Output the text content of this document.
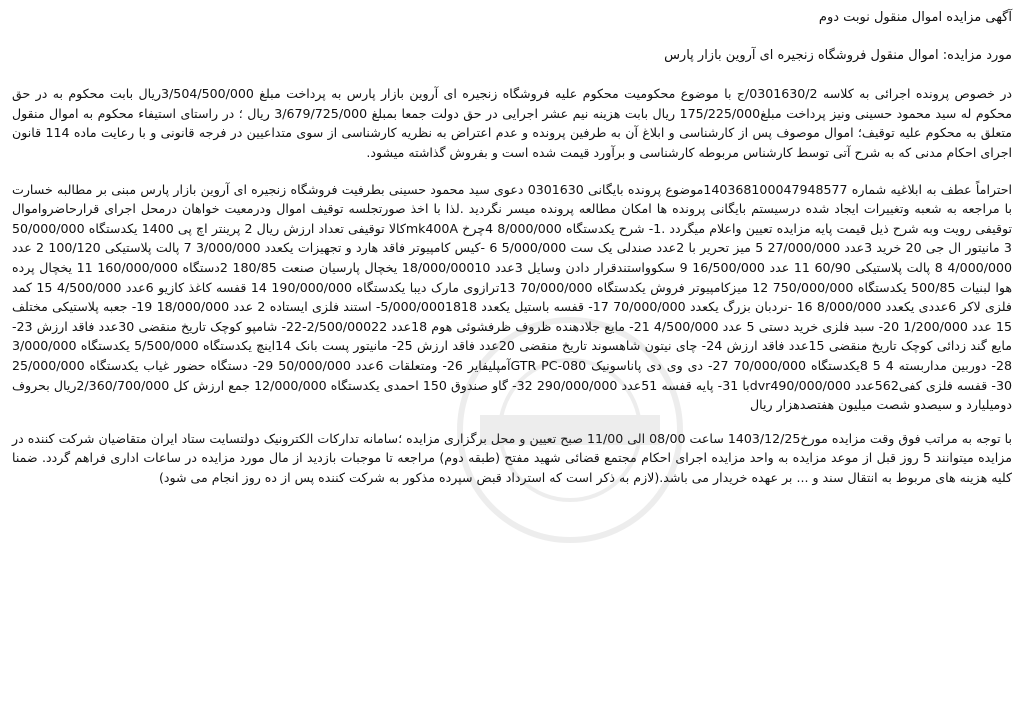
آگهی مزایده اموال منقول نوبت دوم
مورد مزایده: اموال منقول فروشگاه زنجیره ای آروین بازار پارس
در خصوص پرونده اجرائی به کلاسه 0301630/2/ج با موضوع محکومیت محکوم علیه فروشگاه زنجیره ای آروین بازار پارس به پرداخت مبلغ 3/504/500/000ریال بابت محکوم به در حق محکوم له سید محمود حسینی ونیز پرداخت مبلغ175/225/000 ریال بابت هزینه نیم عشر اجرایی در حق دولت جمعا بمبلغ 3/679/725/000 ریال ؛ در راستای استیفاء محکوم به اموال منقول متعلق به محکوم علیه توقیف؛ اموال موصوف پس از کارشناسی و ابلاغ آن به طرفین پرونده و عدم اعتراض به نظریه کارشناسی از سوی متداعیین در فرجه قانونی و با رعایت ماده 114 قانون اجرای احکام مدنی که به شرح آتی توسط کارشناس مربوطه کارشناسی و برآورد قیمت شده است و بفروش گذاشته میشود.
احتراماً عطف به ابلاغیه شماره 140368100047948577موضوع پرونده بایگانی 0301630 دعوی سید محمود حسینی بطرفیت فروشگاه زنجیره ای آروین بازار پارس مبنی بر مطالبه خسارت با مراجعه به شعبه وتغییرات ایجاد شده درسیستم بایگانی پرونده ها امکان مطالعه پرونده میسر نگردید .لذا با اخذ صورتجلسه توقیف اموال ودرمعیت خواهان درمحل اجرای قرارحاضرواموال توقیفی رویت وبه شرح ذیل قیمت پایه مزایده تعیین واعلام میگردد .1- شرح یکدستگاه 8/000/000 4چرخ mk400Aکالا توقیفی تعداد ارزش ریال 2 پرینتر اچ پی 1400 یکدستگاه 50/000/000 3 مانیتور ال جی 20 خرید 3عدد 27/000/000 5 میز تحریر با 2عدد صندلی یک ست 5/000/000 6 -کیس کامپیوتر فاقد هارد و تجهیزات یکعدد 3/000/000 7 پالت پلاستیکی 100/120 2 عدد 4/000/000 8 پالت پلاستیکی 60/90 11 عدد 16/500/000 9 سکوواستندقرار دادن وسایل 3عدد 18/000/00010 یخچال پارسیان صنعت 180/85 2دستگاه 160/000/000 11 یخچال پرده هوا لبنیات 500/85 یکدستگاه 750/000/000 12 میزکامپیوتر فروش یکدستگاه 70/000/000 13ترازوی مارک دیبا یکدستگاه 190/000/000 14 قفسه کاغذ کازیو 6عدد 4/500/000 15 کمد فلزی لاکر 6عددی یکعدد 8/000/000 16 -نردبان بزرگ یکعدد 70/000/000 17- قفسه باستیل یکعدد 5/000/0001818- استند فلزی ایستاده 2 عدد 18/000/000 19- جعبه پلاستیکی مختلف 15 عدد 1/200/000 20- سبد فلزی خرید دستی 5 عدد 4/500/000 21- مایع جلادهنده ظروف ظرفشوئی هوم 18عدد 2/500/00022-22- شامپو کوچک تاریخ منقضی 30عدد فاقد ارزش 23- مایع گند زدائی کوچک تاریخ منقضی 15عدد فاقد ارزش 24- چای نیتون شاهسوند تاریخ منقضی 20عدد فاقد ارزش 25- مانیتور پست بانک 14اینچ یکدستگاه 5/500/000 یکدستگاه 3/000/000 28- دوربین مداربسته 4 5 8یکدستگاه 70/000/000 27- دی وی دی پاناسونیک GTR PC-080آمپلیفایر 26- ومتعلقات 6عدد 50/000/000 29- دستگاه حضور غیاب یکدستگاه 25/000/000 30- قفسه فلزی کفی562عدد dvr490/000/000با 31- پایه قفسه 51عدد 290/000/000 32- گاو صندوق 150 احمدی یکدستگاه 12/000/000 جمع ارزش کل 2/360/700/000ریال بحروف دومیلیارد و سیصدو شصت میلیون هفتصدهزار ریال
با توجه به مراتب فوق وقت مزایده مورخ1403/12/25 ساعت 08/00 الی 11/00 صبح تعیین و محل برگزاری مزایده ؛سامانه تدارکات الکترونیک دولتسایت ستاد ایران متقاضیان شرکت کننده در مزایده میتوانند 5 روز قبل از موعد مزایده به واحد مزایده اجرای احکام مجتمع قضائی شهید مفتح (طبقه دوم) مراجعه تا موجبات بازدید از مال مورد مزایده در ساعات اداری فراهم گردد. ضمنا کلیه هزینه های مربوط به انتقال سند و ... بر عهده خریدار می باشد.(لازم به ذکر است که استرداد قبض سپرده مذکور به شرکت کننده پس از ده روز انجام می شود)
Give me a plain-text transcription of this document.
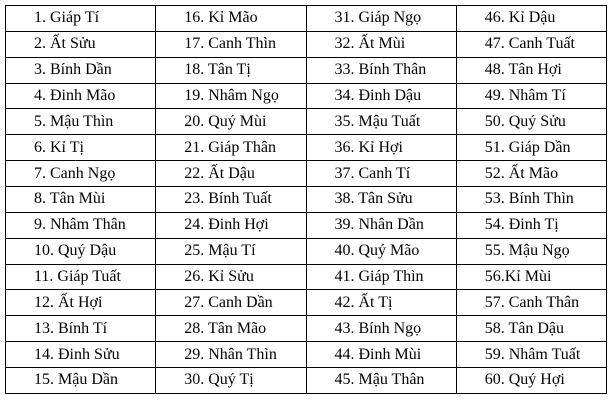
1. Giáp Tí
2. Ất Sửu
3. Bính Dần
4. Đinh Mão
5. Mậu Thìn
6. Kỉ Tị
7. Canh Ngọ
8. Tân Mùi
9. Nhâm Thân
10. Quý Dậu
11. Giáp Tuất
12. Ất Hợi
13. Bính Tí
14. Đinh Sửu
15. Mậu Dần
16. Kỉ Mão
17. Canh Thìn
18. Tân Tị
19. Nhâm Ngọ
20. Quý Mùi
21. Giáp Thân
22. Ất Dậu
23. Bính Tuất
24. Đinh Hợi
25. Mậu Tí
26. Kỉ Sửu
27. Canh Dần
28. Tân Mão
29. Nhân Thìn
30. Quý Tị
31. Giáp Ngọ
32. Ất Mùi
33. Bính Thân
34. Đinh Dậu
35. Mậu Tuất
36. Kỉ Hợi
37. Canh Tí
38. Tân Sửu
39. Nhân Dần
40. Quý Mão
41. Giáp Thìn
42. Ất Tị
43. Bính Ngọ
44. Đinh Mùi
45. Mậu Thân
46. Kỉ Dậu
47. Canh Tuất
48. Tân Hợi
49. Nhâm Tí
50. Quý Sửu
51. Giáp Dần
52. Ất Mão
53. Bính Thìn
54. Đinh Tị
55. Mậu Ngọ
56.Kỉ Mùi
57. Canh Thân
58. Tân Dậu
59. Nhâm Tuất
60. Quý Hợi
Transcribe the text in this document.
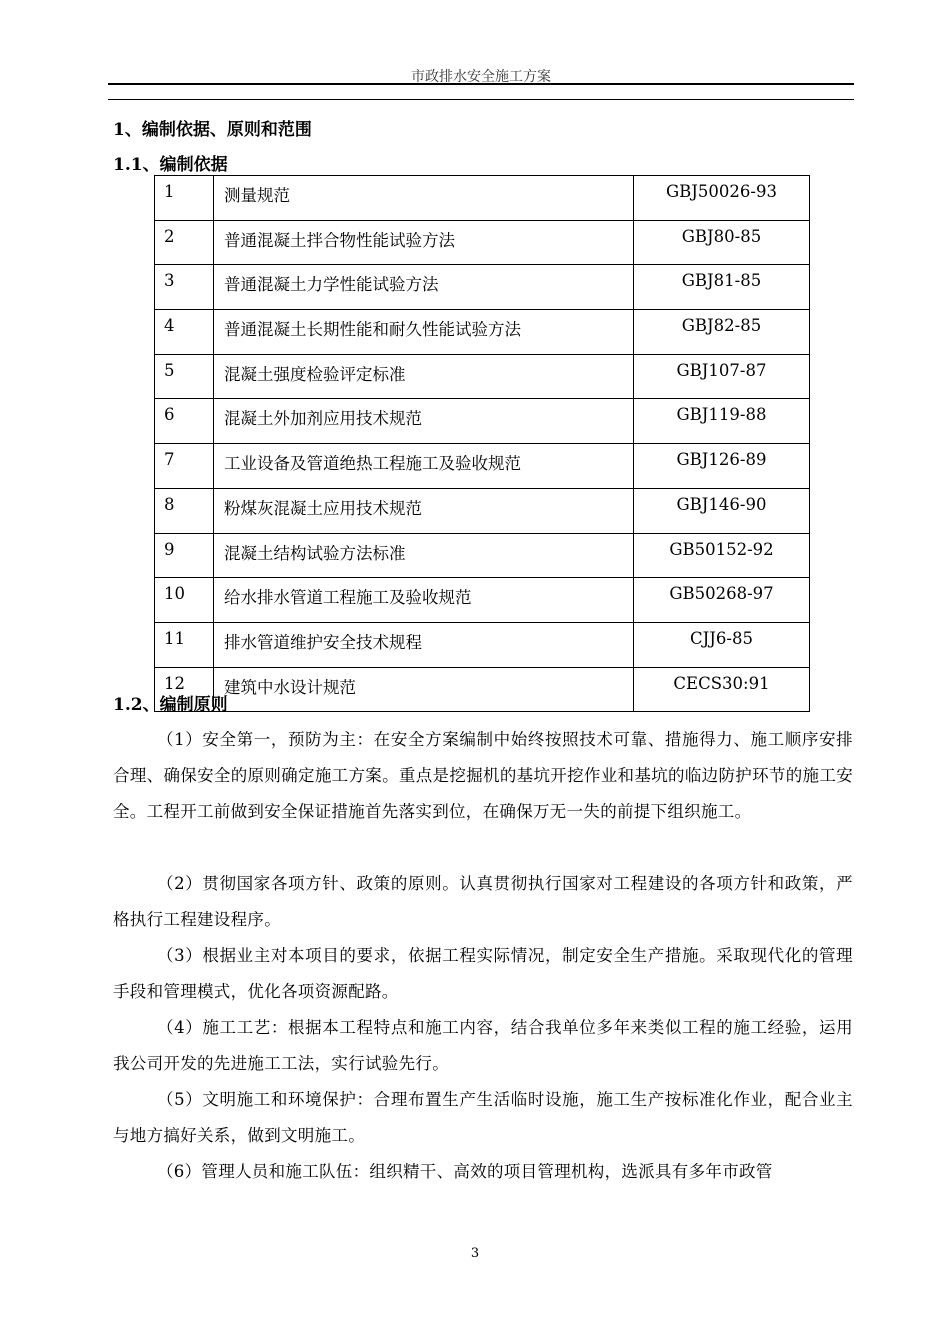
市政排水安全施工方案
1、编制依据、原则和范围
1.1、编制依据
1	测量规范	GBJ50026-93
2	普通混凝土拌合物性能试验方法	GBJ80-85
3	普通混凝土力学性能试验方法	GBJ81-85
4	普通混凝土长期性能和耐久性能试验方法	GBJ82-85
5	混凝土强度检验评定标准	GBJ107-87
6	混凝土外加剂应用技术规范	GBJ119-88
7	工业设备及管道绝热工程施工及验收规范	GBJ126-89
8	粉煤灰混凝土应用技术规范	GBJ146-90
9	混凝土结构试验方法标准	GB50152-92
10	给水排水管道工程施工及验收规范	GB50268-97
11	排水管道维护安全技术规程	CJJ6-85
12	建筑中水设计规范	CECS30:91
1.2、编制原则
（1）安全第一，预防为主：在安全方案编制中始终按照技术可靠、措施得力、施工顺序安排合理、确保安全的原则确定施工方案。重点是挖掘机的基坑开挖作业和基坑的临边防护环节的施工安全。工程开工前做到安全保证措施首先落实到位，在确保万无一失的前提下组织施工。
（2）贯彻国家各项方针、政策的原则。认真贯彻执行国家对工程建设的各项方针和政策，严格执行工程建设程序。
（3）根据业主对本项目的要求，依据工程实际情况，制定安全生产措施。采取现代化的管理手段和管理模式，优化各项资源配路。
（4）施工工艺：根据本工程特点和施工内容，结合我单位多年来类似工程的施工经验，运用我公司开发的先进施工工法，实行试验先行。
（5）文明施工和环境保护：合理布置生产生活临时设施，施工生产按标准化作业，配合业主与地方搞好关系，做到文明施工。
（6）管理人员和施工队伍：组织精干、高效的项目管理机构，选派具有多年市政管
3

Exercise task: Each line of the data is to be duplicated exactly; pictures stay out of the copy.

Correct answer:
Output the text content of this document.
آگهی مزایده اموال منقول نوبت دوم
مورد مزایده: اموال منقول فروشگاه زنجیره ای آروین بازار پارس
در خصوص پرونده اجرائی به کلاسه 0301630/2/ج با موضوع محکومیت محکوم علیه فروشگاه زنجیره ای آروین بازار پارس به پرداخت مبلغ 3/504/500/000ریال بابت محکوم به در حق محکوم له سید محمود حسینی ونیز پرداخت مبلغ175/225/000 ریال بابت هزینه نیم عشر اجرایی در حق دولت جمعا بمبلغ 3/679/725/000 ریال ؛ در راستای استیفاء محکوم به اموال منقول متعلق به محکوم علیه توقیف؛ اموال موصوف پس از کارشناسی و ابلاغ آن به طرفین پرونده و عدم اعتراض به نظریه کارشناسی از سوی متداعیین در فرجه قانونی و با رعایت ماده 114 قانون اجرای احکام مدنی که به شرح آتی توسط کارشناس مربوطه کارشناسی و برآورد قیمت شده است و بفروش گذاشته میشود.
احتراماً عطف به ابلاغیه شماره 140368100047948577موضوع پرونده بایگانی 0301630 دعوی سید محمود حسینی بطرفیت فروشگاه زنجیره ای آروین بازار پارس مبنی بر مطالبه خسارت با مراجعه به شعبه وتغییرات ایجاد شده درسیستم بایگانی پرونده ها امکان مطالعه پرونده میسر نگردید .لذا با اخذ صورتجلسه توقیف اموال ودرمعیت خواهان درمحل اجرای قرارحاضرواموال توقیفی رویت وبه شرح ذیل قیمت پایه مزایده تعیین واعلام میگردد .1- شرح یکدستگاه 8/000/000 4چرخ mk400Aکالا توقیفی تعداد ارزش ریال 2 پرینتر اچ پی 1400 یکدستگاه 50/000/000 3 مانیتور ال جی 20 خرید 3عدد 27/000/000 5 میز تحریر با 2عدد صندلی یک ست 5/000/000 6 -کیس کامپیوتر فاقد هارد و تجهیزات یکعدد 3/000/000 7 پالت پلاستیکی 100/120 2 عدد 4/000/000 8 پالت پلاستیکی 60/90 11 عدد 16/500/000 9 سکوواستندقرار دادن وسایل 3عدد 18/000/00010 یخچال پارسیان صنعت 180/85 2دستگاه 160/000/000 11 یخچال پرده هوا لبنیات 500/85 یکدستگاه 750/000/000 12 میزکامپیوتر فروش یکدستگاه 70/000/000 13ترازوی مارک دیبا یکدستگاه 190/000/000 14 قفسه کاغذ کازیو 6عدد 4/500/000 15 کمد فلزی لاکر 6عددی یکعدد 8/000/000 16 -نردبان بزرگ یکعدد 70/000/000 17- قفسه باستیل یکعدد 5/000/0001818- استند فلزی ایستاده 2 عدد 18/000/000 19- جعبه پلاستیکی مختلف 15 عدد 1/200/000 20- سبد فلزی خرید دستی 5 عدد 4/500/000 21- مایع جلادهنده ظروف ظرفشوئی هوم 18عدد 2/500/00022-22- شامپو کوچک تاریخ منقضی 30عدد فاقد ارزش 23- مایع گند زدائی کوچک تاریخ منقضی 15عدد فاقد ارزش 24- چای نیتون شاهسوند تاریخ منقضی 20عدد فاقد ارزش 25- مانیتور پست بانک 14اینچ یکدستگاه 5/500/000 یکدستگاه 3/000/000 28- دوربین مداربسته 4 5 8یکدستگاه 70/000/000 27- دی وی دی پاناسونیک GTR PC-080آمپلیفایر 26- ومتعلقات 6عدد 50/000/000 29- دستگاه حضور غیاب یکدستگاه 25/000/000 30- قفسه فلزی کفی562عدد dvr490/000/000با 31- پایه قفسه 51عدد 290/000/000 32- گاو صندوق 150 احمدی یکدستگاه 12/000/000 جمع ارزش کل 2/360/700/000ریال بحروف دومیلیارد و سیصدو شصت میلیون هفتصدهزار ریال
با توجه به مراتب فوق وقت مزایده مورخ1403/12/25 ساعت 08/00 الی 11/00 صبح تعیین و محل برگزاری مزایده ؛سامانه تدارکات الکترونیک دولتسایت ستاد ایران متقاضیان شرکت کننده در مزایده میتوانند 5 روز قبل از موعد مزایده به واحد مزایده اجرای احکام مجتمع قضائی شهید مفتح (طبقه دوم) مراجعه تا موجبات بازدید از مال مورد مزایده در ساعات اداری فراهم گردد. ضمنا کلیه هزینه های مربوط به انتقال سند و ... بر عهده خریدار می باشد.(لازم به ذکر است که استرداد قبض سپرده مذکور به شرکت کننده پس از ده روز انجام می شود)
Give me a plain-text transcription of this document.
1. Giáp Tí
2. Ất Sửu
3. Bính Dần
4. Đinh Mão
5. Mậu Thìn
6. Kỉ Tị
7. Canh Ngọ
8. Tân Mùi
9. Nhâm Thân
10. Quý Dậu
11. Giáp Tuất
12. Ất Hợi
13. Bính Tí
14. Đinh Sửu
15. Mậu Dần
16. Kỉ Mão
17. Canh Thìn
18. Tân Tị
19. Nhâm Ngọ
20. Quý Mùi
21. Giáp Thân
22. Ất Dậu
23. Bính Tuất
24. Đinh Hợi
25. Mậu Tí
26. Kỉ Sửu
27. Canh Dần
28. Tân Mão
29. Nhân Thìn
30. Quý Tị
31. Giáp Ngọ
32. Ất Mùi
33. Bính Thân
34. Đinh Dậu
35. Mậu Tuất
36. Kỉ Hợi
37. Canh Tí
38. Tân Sửu
39. Nhân Dần
40. Quý Mão
41. Giáp Thìn
42. Ất Tị
43. Bính Ngọ
44. Đinh Mùi
45. Mậu Thân
46. Kỉ Dậu
47. Canh Tuất
48. Tân Hợi
49. Nhâm Tí
50. Quý Sửu
51. Giáp Dần
52. Ất Mão
53. Bính Thìn
54. Đinh Tị
55. Mậu Ngọ
56.Kỉ Mùi
57. Canh Thân
58. Tân Dậu
59. Nhâm Tuất
60. Quý Hợi
Transcribe the text in this document.
市政排水安全施工方案
1、编制依据、原则和范围
1.1、编制依据
1	测量规范	GBJ50026-93
2	普通混凝土拌合物性能试验方法	GBJ80-85
3	普通混凝土力学性能试验方法	GBJ81-85
4	普通混凝土长期性能和耐久性能试验方法	GBJ82-85
5	混凝土强度检验评定标准	GBJ107-87
6	混凝土外加剂应用技术规范	GBJ119-88
7	工业设备及管道绝热工程施工及验收规范	GBJ126-89
8	粉煤灰混凝土应用技术规范	GBJ146-90
9	混凝土结构试验方法标准	GB50152-92
10	给水排水管道工程施工及验收规范	GB50268-97
11	排水管道维护安全技术规程	CJJ6-85
12	建筑中水设计规范	CECS30:91
1.2、编制原则
（1）安全第一，预防为主：在安全方案编制中始终按照技术可靠、措施得力、施工顺序安排合理、确保安全的原则确定施工方案。重点是挖掘机的基坑开挖作业和基坑的临边防护环节的施工安全。工程开工前做到安全保证措施首先落实到位，在确保万无一失的前提下组织施工。
（2）贯彻国家各项方针、政策的原则。认真贯彻执行国家对工程建设的各项方针和政策，严格执行工程建设程序。
（3）根据业主对本项目的要求，依据工程实际情况，制定安全生产措施。采取现代化的管理手段和管理模式，优化各项资源配路。
（4）施工工艺：根据本工程特点和施工内容，结合我单位多年来类似工程的施工经验，运用我公司开发的先进施工工法，实行试验先行。
（5）文明施工和环境保护：合理布置生产生活临时设施，施工生产按标准化作业，配合业主与地方搞好关系，做到文明施工。
（6）管理人员和施工队伍：组织精干、高效的项目管理机构，选派具有多年市政管
3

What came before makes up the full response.